==== DATA EXTRACT
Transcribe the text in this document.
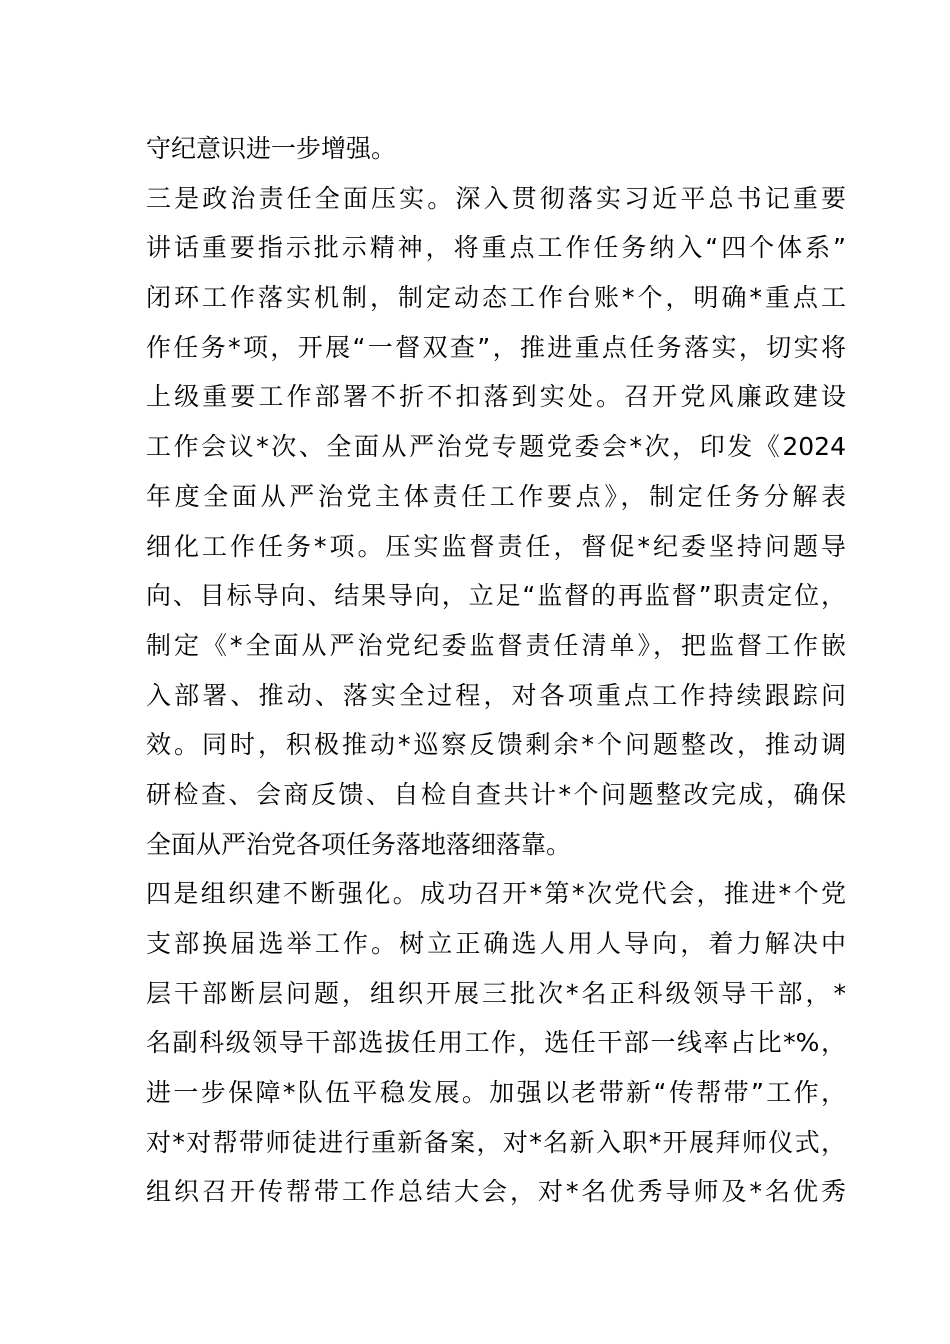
守纪意识进一步增强。
三是政治责任全面压实。深入贯彻落实习近平总书记重要
讲话重要指示批示精神，将重点工作任务纳入“四个体系”
闭环工作落实机制，制定动态工作台账*个，明确*重点工
作任务*项，开展“一督双查”，推进重点任务落实，切实将
上级重要工作部署不折不扣落到实处。召开党风廉政建设
工作会议*次、全面从严治党专题党委会*次，印发《2024
年度全面从严治党主体责任工作要点》，制定任务分解表
细化工作任务*项。压实监督责任，督促*纪委坚持问题导
向、目标导向、结果导向，立足“监督的再监督”职责定位，
制定《*全面从严治党纪委监督责任清单》，把监督工作嵌
入部署、推动、落实全过程，对各项重点工作持续跟踪问
效。同时，积极推动*巡察反馈剩余*个问题整改，推动调
研检查、会商反馈、自检自查共计*个问题整改完成，确保
全面从严治党各项任务落地落细落靠。
四是组织建不断强化。成功召开*第*次党代会，推进*个党
支部换届选举工作。树立正确选人用人导向，着力解决中
层干部断层问题，组织开展三批次*名正科级领导干部，*
名副科级领导干部选拔任用工作，选任干部一线率占比*%，
进一步保障*队伍平稳发展。加强以老带新“传帮带”工作，
对*对帮带师徒进行重新备案，对*名新入职*开展拜师仪式，
组织召开传帮带工作总结大会，对*名优秀导师及*名优秀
========
**EXERCISE AIM**: Copy the material above exactly and drop the pictures.

**EXERCISE SOLUTION**:
Transcribe the text in this document.
守纪意识进一步增强。
三是政治责任全面压实。深入贯彻落实习近平总书记重要
讲话重要指示批示精神，将重点工作任务纳入“四个体系”
闭环工作落实机制，制定动态工作台账*个，明确*重点工
作任务*项，开展“一督双查”，推进重点任务落实，切实将
上级重要工作部署不折不扣落到实处。召开党风廉政建设
工作会议*次、全面从严治党专题党委会*次，印发《2024
年度全面从严治党主体责任工作要点》，制定任务分解表
细化工作任务*项。压实监督责任，督促*纪委坚持问题导
向、目标导向、结果导向，立足“监督的再监督”职责定位，
制定《*全面从严治党纪委监督责任清单》，把监督工作嵌
入部署、推动、落实全过程，对各项重点工作持续跟踪问
效。同时，积极推动*巡察反馈剩余*个问题整改，推动调
研检查、会商反馈、自检自查共计*个问题整改完成，确保
全面从严治党各项任务落地落细落靠。
四是组织建不断强化。成功召开*第*次党代会，推进*个党
支部换届选举工作。树立正确选人用人导向，着力解决中
层干部断层问题，组织开展三批次*名正科级领导干部，*
名副科级领导干部选拔任用工作，选任干部一线率占比*%，
进一步保障*队伍平稳发展。加强以老带新“传帮带”工作，
对*对帮带师徒进行重新备案，对*名新入职*开展拜师仪式，
组织召开传帮带工作总结大会，对*名优秀导师及*名优秀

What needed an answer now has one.